> **WHAT IS EXPECTED**
Transcribe the entries that follow exactly as they appear, minus pictures.

::::

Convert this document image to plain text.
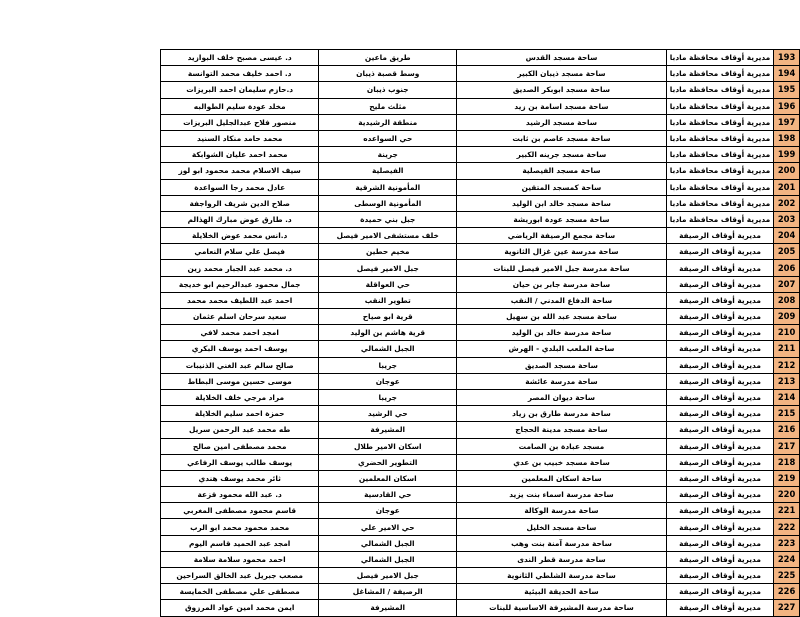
د. عيسى مصبح خلف البوازيد	طريق ماعين	ساحة مسجد القدس	مديرية أوقاف محافظة مادبا	193
د. احمد خليف محمد التوانسة	وسط قصبة ذيبان	ساحة مسجد ذيبان الكبير	مديرية أوقاف محافظة مادبا	194
د.حازم سليمان احمد البريزات	جنوب ذيبان	ساحة مسجد ابوبكر الصديق	مديرية أوقاف محافظة مادبا	195
مخلد عودة سليم الطوالبه	مثلث مليح	ساحة مسجد اسامة بن زيد	مديرية أوقاف محافظة مادبا	196
منصور فلاح عبدالجليل البريزات	منطقة الرشيدية	ساحة مسجد الرشيد	مديرية أوقاف محافظة مادبا	197
محمد حامد منكاد السنيد	حي السواعده	ساحة مسجد عاصم بن ثابت	مديرية أوقاف محافظة مادبا	198
محمد احمد عليان الشوابكة	جرينة	ساحة مسجد جرينه الكبير	مديرية أوقاف محافظة مادبا	199
سيف الاسلام محمد محمود ابو لوز	الفيصلية	ساحة مسجد الفيصلية	مديرية أوقاف محافظة مادبا	200
عادل محمد رجا السواعدة	المأمونية الشرقية	ساحة كمسجد المتقين	مديرية أوقاف محافظة مادبا	201
صلاح الدين شريف الرواجفة	المأمونية الوسطى	ساحة مسجد خالد ابن الوليد	مديرية أوقاف محافظة مادبا	202
د. طارق عوض مبارك الهذالم	جبل بني حميدة	ساحة مسجد عودة ابوريشة	مديرية أوقاف محافظة مادبا	203
د.انس محمد عوض الخلايلة	خلف مستشفى الامير فيصل	ساحة مجمع الرصيفة الرياضي	مديرية أوقاف الرصيفة	204
فيصل علي سلام النعامي	مخيم حطين	ساحة مدرسة عين غزال الثانوية	مديرية أوقاف الرصيفة	205
د. محمد عبد الجبار محمد زين	جبل الامير فيصل	ساحة مدرسة جبل الامير فيصل للبنات	مديرية أوقاف الرصيفة	206
جمال محمود عبدالرحيم ابو خديجة	حي العواقلة	ساحة مدرسة جابر بن حيان	مديرية أوقاف الرصيفة	207
احمد عبد اللطيف محمد محمد	تطوير النقب	ساحة الدفاع المدني / النقب	مديرية أوقاف الرصيفة	208
سعيد سرحان اسلم عثمان	قرية ابو صياح	ساحة مسجد عبد الله بن سهيل	مديرية أوقاف الرصيفة	209
امجد احمد محمد لافي	قرية هاشم بن الوليد	ساحة مدرسة خالد بن الوليد	مديرية أوقاف الرصيفة	210
يوسف احمد يوسف البكري	الجبل الشمالي	ساحة الملعب البلدي - الهرش	مديرية أوقاف الرصيفة	211
صالح سالم عبد الغني الذنيبات	جريبا	ساحة مسجد الصديق	مديرية أوقاف الرصيفة	212
موسى حسين موسى البطاط	عوجان	ساحة مدرسة عائشة	مديرية أوقاف الرصيفة	213
مراد مرجي خلف الخلايلة	جريبا	ساحة ديوان المصر	مديرية أوقاف الرصيفة	214
حمزة احمد سليم الخلايلة	حي الرشيد	ساحة مدرسة طارق بن زياد	مديرية أوقاف الرصيفة	215
طه محمد عبد الرحمن سريل	المشيرفة	ساحة مسجد مدينة الحجاج	مديرية أوقاف الرصيفة	216
محمد مصطفى امين صالح	اسكان الامير طلال	مسجد عبادة بن الصامت	مديرية أوقاف الرصيفة	217
يوسف طالب يوسف الرفاعي	التطوير الحضري	ساحة مسجد خبيب بن عدي	مديرية أوقاف الرصيفة	218
ثائر محمد يوسف هندي	اسكان المعلمين	ساحة اسكان المعلمين	مديرية أوقاف الرصيفة	219
د. عبد الله محمود قزعة	حي القادسية	ساحة مدرسة اسماء بنت يزيد	مديرية أوقاف الرصيفة	220
قاسم محمود مصطفى المغربي	عوجان	ساحة مدرسة الوكالة	مديرية أوقاف الرصيفة	221
محمد محمود محمد ابو الرب	حي الامير علي	ساحة مسجد الخليل	مديرية أوقاف الرصيفة	222
امجد عبد الحميد قاسم اليوم	الجبل الشمالي	ساحة مدرسة آمنة بنت وهب	مديرية أوقاف الرصيفة	223
احمد محمود سلامة سلامة	الجبل الشمالي	ساحة مدرسة قطر الندى	مديرية أوقاف الرصيفة	224
مصعب جبريل عبد الخالق السراحين	جبل الامير فيصل	ساحة مدرسة الشلطي الثانوية	مديرية أوقاف الرصيفة	225
مصطفى علي مصطفى الخمايسة	الرصيفة / المشاغل	ساحة الحديقة البيئية	مديرية أوقاف الرصيفة	226
ايمن محمد امين عواد المرزوق	المشيرفة	ساحة مدرسة المشيرفة الاساسية للبنات	مديرية أوقاف الرصيفة	227
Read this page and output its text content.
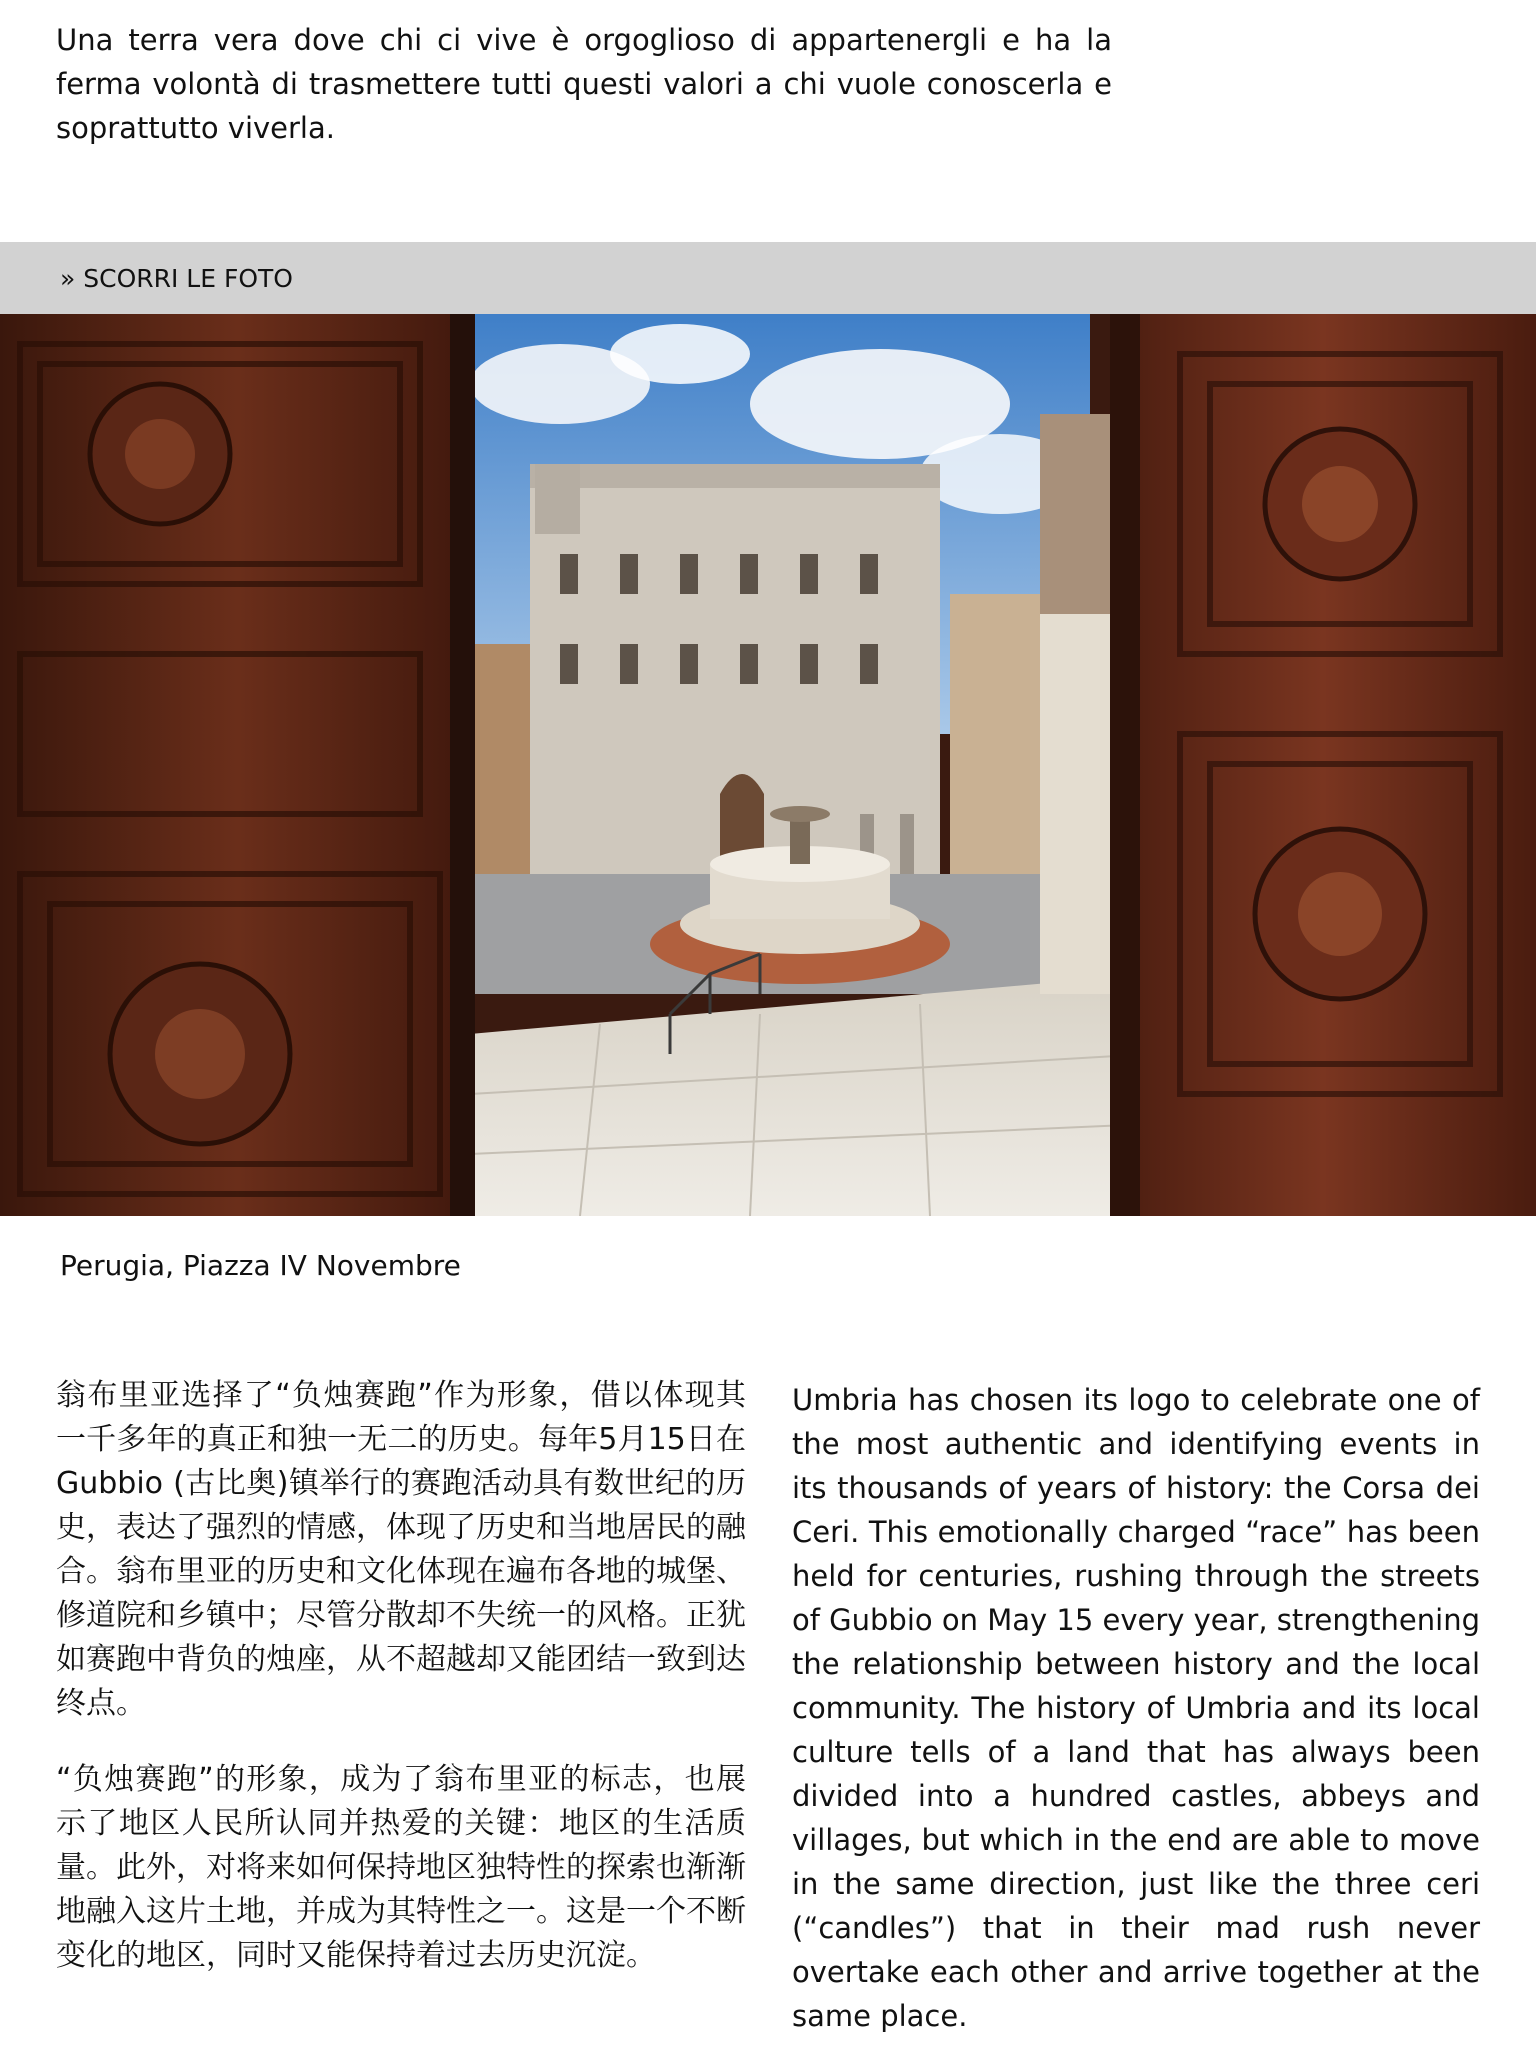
Una terra vera dove chi ci vive è orgoglioso di appartenergli e ha la ferma volontà di trasmettere tutti questi valori a chi vuole conoscerla e soprattutto viverla.

» SCORRI LE FOTO

Perugia, Piazza IV Novembre

翁布里亚选择了“负烛赛跑”作为形象，借以体现其一千多年的真正和独一无二的历史。每年5月15日在Gubbio (古比奥)镇举行的赛跑活动具有数世纪的历史，表达了强烈的情感，体现了历史和当地居民的融合。翁布里亚的历史和文化体现在遍布各地的城堡、修道院和乡镇中；尽管分散却不失统一的风格。正犹如赛跑中背负的烛座，从不超越却又能团结一致到达终点。

“负烛赛跑”的形象，成为了翁布里亚的标志，也展示了地区人民所认同并热爱的关键：地区的生活质量。此外，对将来如何保持地区独特性的探索也渐渐地融入这片土地，并成为其特性之一。这是一个不断变化的地区，同时又能保持着过去历史沉淀。

Umbria has chosen its logo to celebrate one of the most authentic and identifying events in its thousands of years of history: the Corsa dei Ceri. This emotionally charged “race” has been held for centuries, rushing through the streets of Gubbio on May 15 every year, strengthening the relationship between history and the local community. The history of Umbria and its local culture tells of a land that has always been divided into a hundred castles, abbeys and villages, but which in the end are able to move in the same direction, just like the three ceri (“candles”) that in their mad rush never overtake each other and arrive together at the same place.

::::

> **SOLUTION TO THE EXERCISE**
Convert this document image to plain text.
د. عيسى مصبح خلف البوازيد	طريق ماعين	ساحة مسجد القدس	مديرية أوقاف محافظة مادبا	193
د. احمد خليف محمد التوانسة	وسط قصبة ذيبان	ساحة مسجد ذيبان الكبير	مديرية أوقاف محافظة مادبا	194
د.حازم سليمان احمد البريزات	جنوب ذيبان	ساحة مسجد ابوبكر الصديق	مديرية أوقاف محافظة مادبا	195
مخلد عودة سليم الطوالبه	مثلث مليح	ساحة مسجد اسامة بن زيد	مديرية أوقاف محافظة مادبا	196
منصور فلاح عبدالجليل البريزات	منطقة الرشيدية	ساحة مسجد الرشيد	مديرية أوقاف محافظة مادبا	197
محمد حامد منكاد السنيد	حي السواعده	ساحة مسجد عاصم بن ثابت	مديرية أوقاف محافظة مادبا	198
محمد احمد عليان الشوابكة	جرينة	ساحة مسجد جرينه الكبير	مديرية أوقاف محافظة مادبا	199
سيف الاسلام محمد محمود ابو لوز	الفيصلية	ساحة مسجد الفيصلية	مديرية أوقاف محافظة مادبا	200
عادل محمد رجا السواعدة	المأمونية الشرقية	ساحة كمسجد المتقين	مديرية أوقاف محافظة مادبا	201
صلاح الدين شريف الرواجفة	المأمونية الوسطى	ساحة مسجد خالد ابن الوليد	مديرية أوقاف محافظة مادبا	202
د. طارق عوض مبارك الهذالم	جبل بني حميدة	ساحة مسجد عودة ابوريشة	مديرية أوقاف محافظة مادبا	203
د.انس محمد عوض الخلايلة	خلف مستشفى الامير فيصل	ساحة مجمع الرصيفة الرياضي	مديرية أوقاف الرصيفة	204
فيصل علي سلام النعامي	مخيم حطين	ساحة مدرسة عين غزال الثانوية	مديرية أوقاف الرصيفة	205
د. محمد عبد الجبار محمد زين	جبل الامير فيصل	ساحة مدرسة جبل الامير فيصل للبنات	مديرية أوقاف الرصيفة	206
جمال محمود عبدالرحيم ابو خديجة	حي العواقلة	ساحة مدرسة جابر بن حيان	مديرية أوقاف الرصيفة	207
احمد عبد اللطيف محمد محمد	تطوير النقب	ساحة الدفاع المدني / النقب	مديرية أوقاف الرصيفة	208
سعيد سرحان اسلم عثمان	قرية ابو صياح	ساحة مسجد عبد الله بن سهيل	مديرية أوقاف الرصيفة	209
امجد احمد محمد لافي	قرية هاشم بن الوليد	ساحة مدرسة خالد بن الوليد	مديرية أوقاف الرصيفة	210
يوسف احمد يوسف البكري	الجبل الشمالي	ساحة الملعب البلدي - الهرش	مديرية أوقاف الرصيفة	211
صالح سالم عبد الغني الذنيبات	جريبا	ساحة مسجد الصديق	مديرية أوقاف الرصيفة	212
موسى حسين موسى البطاط	عوجان	ساحة مدرسة عائشة	مديرية أوقاف الرصيفة	213
مراد مرجي خلف الخلايلة	جريبا	ساحة ديوان المصر	مديرية أوقاف الرصيفة	214
حمزة احمد سليم الخلايلة	حي الرشيد	ساحة مدرسة طارق بن زياد	مديرية أوقاف الرصيفة	215
طه محمد عبد الرحمن سريل	المشيرفة	ساحة مسجد مدينة الحجاج	مديرية أوقاف الرصيفة	216
محمد مصطفى امين صالح	اسكان الامير طلال	مسجد عبادة بن الصامت	مديرية أوقاف الرصيفة	217
يوسف طالب يوسف الرفاعي	التطوير الحضري	ساحة مسجد خبيب بن عدي	مديرية أوقاف الرصيفة	218
ثائر محمد يوسف هندي	اسكان المعلمين	ساحة اسكان المعلمين	مديرية أوقاف الرصيفة	219
د. عبد الله محمود قزعة	حي القادسية	ساحة مدرسة اسماء بنت يزيد	مديرية أوقاف الرصيفة	220
قاسم محمود مصطفى المغربي	عوجان	ساحة مدرسة الوكالة	مديرية أوقاف الرصيفة	221
محمد محمود محمد ابو الرب	حي الامير علي	ساحة مسجد الخليل	مديرية أوقاف الرصيفة	222
امجد عبد الحميد قاسم اليوم	الجبل الشمالي	ساحة مدرسة آمنة بنت وهب	مديرية أوقاف الرصيفة	223
احمد محمود سلامة سلامة	الجبل الشمالي	ساحة مدرسة قطر الندى	مديرية أوقاف الرصيفة	224
مصعب جبريل عبد الخالق السراحين	جبل الامير فيصل	ساحة مدرسة الشلطي الثانوية	مديرية أوقاف الرصيفة	225
مصطفى علي مصطفى الخمايسة	الرصيفة / المشاغل	ساحة الحديقة البيئية	مديرية أوقاف الرصيفة	226
ايمن محمد امين عواد المرزوق	المشيرفة	ساحة مدرسة المشيرفة الاساسية للبنات	مديرية أوقاف الرصيفة	227
Read this page and output its text content.
Una terra vera dove chi ci vive è orgoglioso di appartenergli e ha la ferma volontà di trasmettere tutti questi valori a chi vuole conoscerla e soprattutto viverla.

» SCORRI LE FOTO

Perugia, Piazza IV Novembre

翁布里亚选择了“负烛赛跑”作为形象，借以体现其一千多年的真正和独一无二的历史。每年5月15日在Gubbio (古比奥)镇举行的赛跑活动具有数世纪的历史，表达了强烈的情感，体现了历史和当地居民的融合。翁布里亚的历史和文化体现在遍布各地的城堡、修道院和乡镇中；尽管分散却不失统一的风格。正犹如赛跑中背负的烛座，从不超越却又能团结一致到达终点。

“负烛赛跑”的形象，成为了翁布里亚的标志，也展示了地区人民所认同并热爱的关键：地区的生活质量。此外，对将来如何保持地区独特性的探索也渐渐地融入这片土地，并成为其特性之一。这是一个不断变化的地区，同时又能保持着过去历史沉淀。

Umbria has chosen its logo to celebrate one of the most authentic and identifying events in its thousands of years of history: the Corsa dei Ceri. This emotionally charged “race” has been held for centuries, rushing through the streets of Gubbio on May 15 every year, strengthening the relationship between history and the local community. The history of Umbria and its local culture tells of a land that has always been divided into a hundred castles, abbeys and villages, but which in the end are able to move in the same direction, just like the three ceri (“candles”) that in their mad rush never overtake each other and arrive together at the same place.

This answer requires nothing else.